Stored data:
● ● ● ● ●

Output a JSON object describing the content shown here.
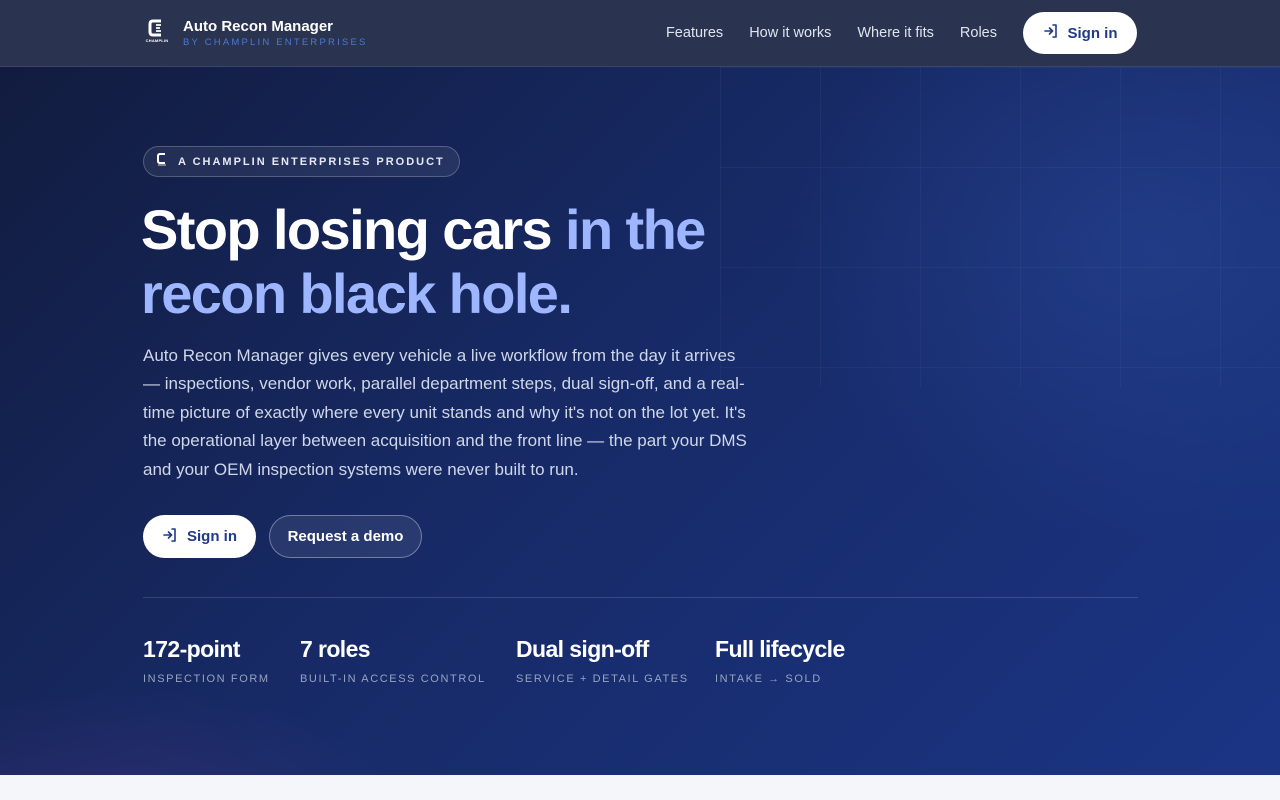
{
  "header": {
    "brand_name": "Auto Recon Manager",
    "brand_sub": "BY CHAMPLIN ENTERPRISES",
    "logo_caption": "CHAMPLIN",
    "nav": [
      "Features",
      "How it works",
      "Where it fits",
      "Roles"
    ],
    "signin_label": "Sign in"
  },
  "hero": {
    "eyebrow": "A CHAMPLIN ENTERPRISES PRODUCT",
    "headline_plain": "Stop losing cars ",
    "headline_accent": "in the recon black hole.",
    "lead": "Auto Recon Manager gives every vehicle a live workflow from the day it arrives — inspections, vendor work, parallel department steps, dual sign-off, and a real-time picture of exactly where every unit stands and why it's not on the lot yet. It's the operational layer between acquisition and the front line — the part your DMS and your OEM inspection systems were never built to run.",
    "cta_primary": "Sign in",
    "cta_secondary": "Request a demo"
  },
  "stats": [
    {
      "value": "172-point",
      "label": "INSPECTION FORM"
    },
    {
      "value": "7 roles",
      "label": "BUILT-IN ACCESS CONTROL"
    },
    {
      "value": "Dual sign-off",
      "label": "SERVICE + DETAIL GATES"
    },
    {
      "value": "Full lifecycle",
      "label": "INTAKE → SOLD"
    }
  ],
  "colors": {
    "accent": "#9db6ff",
    "header_bg": "#2a3350",
    "button_text": "#1f3a8a"
  },
  "icons": {
    "logo": "champlin-logo-icon",
    "sign_in": "sign-in-arrow-icon"
  }
}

● ● ● ● ●

» Given request
Report each line of the material above where the word "value" appears.

» Problem solution
      "value": "172-point",
      "value": "7 roles",
      "value": "Dual sign-off",
      "value": "Full lifecycle",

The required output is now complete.